◆ WHAT IS ASKED
Filter the records below for the word "name". Copy each line that holds it.

[Entries from a dataset]
• • • • • • •

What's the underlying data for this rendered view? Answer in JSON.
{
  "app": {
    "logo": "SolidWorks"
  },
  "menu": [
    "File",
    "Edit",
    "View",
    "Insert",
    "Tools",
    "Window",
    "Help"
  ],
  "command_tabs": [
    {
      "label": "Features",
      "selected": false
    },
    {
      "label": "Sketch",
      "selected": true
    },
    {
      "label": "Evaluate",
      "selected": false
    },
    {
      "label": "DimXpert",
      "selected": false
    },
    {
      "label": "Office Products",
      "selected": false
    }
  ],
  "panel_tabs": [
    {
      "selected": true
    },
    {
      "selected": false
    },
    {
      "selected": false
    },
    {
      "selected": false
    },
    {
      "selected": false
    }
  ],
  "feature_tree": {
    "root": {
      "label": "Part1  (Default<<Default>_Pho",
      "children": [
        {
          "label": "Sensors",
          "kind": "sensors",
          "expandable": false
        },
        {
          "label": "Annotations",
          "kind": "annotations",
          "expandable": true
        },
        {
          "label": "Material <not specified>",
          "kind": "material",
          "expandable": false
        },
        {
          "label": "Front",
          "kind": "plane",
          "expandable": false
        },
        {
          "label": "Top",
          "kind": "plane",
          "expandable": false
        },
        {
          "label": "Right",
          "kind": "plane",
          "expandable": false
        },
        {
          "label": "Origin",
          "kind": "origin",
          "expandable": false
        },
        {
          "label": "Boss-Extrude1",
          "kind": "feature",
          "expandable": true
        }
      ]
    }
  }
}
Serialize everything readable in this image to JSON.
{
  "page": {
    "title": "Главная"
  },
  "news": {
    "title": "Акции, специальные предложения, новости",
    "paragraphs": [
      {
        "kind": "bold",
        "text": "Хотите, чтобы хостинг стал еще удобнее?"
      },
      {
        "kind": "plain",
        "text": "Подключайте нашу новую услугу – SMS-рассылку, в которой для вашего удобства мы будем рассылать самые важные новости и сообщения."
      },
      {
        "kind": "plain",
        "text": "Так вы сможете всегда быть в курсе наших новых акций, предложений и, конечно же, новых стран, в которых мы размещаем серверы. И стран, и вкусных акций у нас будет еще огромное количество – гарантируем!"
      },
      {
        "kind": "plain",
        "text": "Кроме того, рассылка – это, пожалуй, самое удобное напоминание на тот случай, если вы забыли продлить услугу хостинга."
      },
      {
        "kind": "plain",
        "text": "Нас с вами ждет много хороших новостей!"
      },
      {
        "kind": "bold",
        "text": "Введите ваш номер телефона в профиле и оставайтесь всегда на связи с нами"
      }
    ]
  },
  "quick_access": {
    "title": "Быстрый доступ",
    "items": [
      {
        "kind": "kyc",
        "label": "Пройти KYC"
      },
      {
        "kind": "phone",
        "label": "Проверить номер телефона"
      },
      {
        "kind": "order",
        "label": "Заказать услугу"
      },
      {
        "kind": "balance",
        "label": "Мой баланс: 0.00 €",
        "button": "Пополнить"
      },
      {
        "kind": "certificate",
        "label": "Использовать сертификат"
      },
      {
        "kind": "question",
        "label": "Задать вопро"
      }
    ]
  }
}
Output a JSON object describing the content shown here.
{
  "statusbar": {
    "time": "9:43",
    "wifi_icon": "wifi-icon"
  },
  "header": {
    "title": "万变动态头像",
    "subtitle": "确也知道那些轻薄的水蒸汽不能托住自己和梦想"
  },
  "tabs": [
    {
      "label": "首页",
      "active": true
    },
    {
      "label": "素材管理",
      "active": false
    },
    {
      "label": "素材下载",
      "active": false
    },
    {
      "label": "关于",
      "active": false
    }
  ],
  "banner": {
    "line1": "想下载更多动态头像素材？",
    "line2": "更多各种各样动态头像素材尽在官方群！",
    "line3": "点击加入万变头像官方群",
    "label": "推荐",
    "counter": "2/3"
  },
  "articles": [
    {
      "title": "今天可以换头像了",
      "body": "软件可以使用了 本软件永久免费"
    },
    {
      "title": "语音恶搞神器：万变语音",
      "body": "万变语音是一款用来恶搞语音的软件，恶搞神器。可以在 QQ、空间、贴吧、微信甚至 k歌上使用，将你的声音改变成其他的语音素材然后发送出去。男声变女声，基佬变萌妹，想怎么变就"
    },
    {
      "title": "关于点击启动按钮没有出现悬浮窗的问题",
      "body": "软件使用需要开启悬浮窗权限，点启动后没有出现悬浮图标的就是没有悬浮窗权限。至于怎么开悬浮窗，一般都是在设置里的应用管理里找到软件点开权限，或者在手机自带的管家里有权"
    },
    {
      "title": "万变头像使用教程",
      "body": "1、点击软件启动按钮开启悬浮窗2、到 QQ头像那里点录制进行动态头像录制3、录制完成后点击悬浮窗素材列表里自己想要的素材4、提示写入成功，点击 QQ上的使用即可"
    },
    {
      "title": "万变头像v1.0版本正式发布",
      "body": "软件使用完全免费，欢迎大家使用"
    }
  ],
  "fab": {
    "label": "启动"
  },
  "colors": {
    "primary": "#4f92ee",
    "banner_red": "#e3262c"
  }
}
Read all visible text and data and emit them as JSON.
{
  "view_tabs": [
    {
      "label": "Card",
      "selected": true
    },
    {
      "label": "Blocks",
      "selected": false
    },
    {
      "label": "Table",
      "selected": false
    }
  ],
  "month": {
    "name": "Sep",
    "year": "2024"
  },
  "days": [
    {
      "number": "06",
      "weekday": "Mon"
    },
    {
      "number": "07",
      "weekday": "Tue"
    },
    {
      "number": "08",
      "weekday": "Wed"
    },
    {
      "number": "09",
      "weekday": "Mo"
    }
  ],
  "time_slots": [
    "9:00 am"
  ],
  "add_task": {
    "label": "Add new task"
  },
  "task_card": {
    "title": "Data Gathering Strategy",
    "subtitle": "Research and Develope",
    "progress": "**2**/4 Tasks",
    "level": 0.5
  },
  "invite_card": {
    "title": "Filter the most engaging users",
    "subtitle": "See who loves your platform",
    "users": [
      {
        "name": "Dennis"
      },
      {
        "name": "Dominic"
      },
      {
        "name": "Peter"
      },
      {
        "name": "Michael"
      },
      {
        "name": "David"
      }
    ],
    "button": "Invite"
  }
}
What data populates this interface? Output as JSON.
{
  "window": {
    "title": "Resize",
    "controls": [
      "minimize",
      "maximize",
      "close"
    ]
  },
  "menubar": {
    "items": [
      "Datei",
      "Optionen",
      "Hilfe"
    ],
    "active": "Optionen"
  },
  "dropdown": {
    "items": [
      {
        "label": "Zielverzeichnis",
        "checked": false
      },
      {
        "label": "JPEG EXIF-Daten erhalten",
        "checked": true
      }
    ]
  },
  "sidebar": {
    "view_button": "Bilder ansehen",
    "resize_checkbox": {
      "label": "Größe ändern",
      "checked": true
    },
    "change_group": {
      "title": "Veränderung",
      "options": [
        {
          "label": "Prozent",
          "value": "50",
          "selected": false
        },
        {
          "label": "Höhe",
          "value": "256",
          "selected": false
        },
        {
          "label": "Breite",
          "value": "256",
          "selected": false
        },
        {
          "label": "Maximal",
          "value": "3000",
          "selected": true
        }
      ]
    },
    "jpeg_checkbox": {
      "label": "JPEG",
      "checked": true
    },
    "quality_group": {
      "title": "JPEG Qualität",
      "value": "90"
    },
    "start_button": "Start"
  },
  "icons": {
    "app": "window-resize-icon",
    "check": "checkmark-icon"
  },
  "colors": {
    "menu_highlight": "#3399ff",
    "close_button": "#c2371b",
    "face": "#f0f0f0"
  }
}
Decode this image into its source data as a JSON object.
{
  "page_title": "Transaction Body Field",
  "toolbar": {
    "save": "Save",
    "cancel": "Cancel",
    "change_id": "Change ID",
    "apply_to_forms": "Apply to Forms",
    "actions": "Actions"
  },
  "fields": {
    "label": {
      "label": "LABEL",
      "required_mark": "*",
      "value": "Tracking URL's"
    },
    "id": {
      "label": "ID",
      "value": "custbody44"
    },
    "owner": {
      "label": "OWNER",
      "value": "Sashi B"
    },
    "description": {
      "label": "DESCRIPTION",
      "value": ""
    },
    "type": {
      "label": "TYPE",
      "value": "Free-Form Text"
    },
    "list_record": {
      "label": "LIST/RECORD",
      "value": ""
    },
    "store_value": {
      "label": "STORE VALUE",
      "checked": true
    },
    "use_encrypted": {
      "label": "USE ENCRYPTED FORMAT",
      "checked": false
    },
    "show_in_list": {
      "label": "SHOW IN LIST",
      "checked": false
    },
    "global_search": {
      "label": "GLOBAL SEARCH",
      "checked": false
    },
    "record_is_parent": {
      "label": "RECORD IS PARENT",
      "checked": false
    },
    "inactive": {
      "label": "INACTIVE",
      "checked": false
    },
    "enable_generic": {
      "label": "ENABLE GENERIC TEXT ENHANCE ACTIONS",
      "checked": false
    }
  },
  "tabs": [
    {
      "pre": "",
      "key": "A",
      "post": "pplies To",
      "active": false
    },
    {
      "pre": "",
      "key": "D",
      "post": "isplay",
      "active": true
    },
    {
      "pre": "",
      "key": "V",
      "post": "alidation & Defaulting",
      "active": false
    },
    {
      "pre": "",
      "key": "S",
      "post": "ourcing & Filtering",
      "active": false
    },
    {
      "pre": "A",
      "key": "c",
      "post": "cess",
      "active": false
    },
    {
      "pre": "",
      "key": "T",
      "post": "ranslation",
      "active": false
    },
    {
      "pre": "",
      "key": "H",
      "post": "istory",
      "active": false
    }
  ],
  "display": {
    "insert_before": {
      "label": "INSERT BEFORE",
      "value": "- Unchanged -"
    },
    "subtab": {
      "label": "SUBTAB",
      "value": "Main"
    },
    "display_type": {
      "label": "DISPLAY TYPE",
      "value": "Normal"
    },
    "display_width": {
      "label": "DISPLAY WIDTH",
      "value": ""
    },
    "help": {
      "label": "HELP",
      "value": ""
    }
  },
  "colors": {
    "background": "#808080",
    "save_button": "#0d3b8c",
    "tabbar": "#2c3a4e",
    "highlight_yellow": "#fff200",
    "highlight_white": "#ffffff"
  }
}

• • • • • • •

◆ TASK RESPONSE
    "name": "Sep",
        "name": "Dennis"
        "name": "Dominic"
        "name": "Peter"
        "name": "Michael"
        "name": "David"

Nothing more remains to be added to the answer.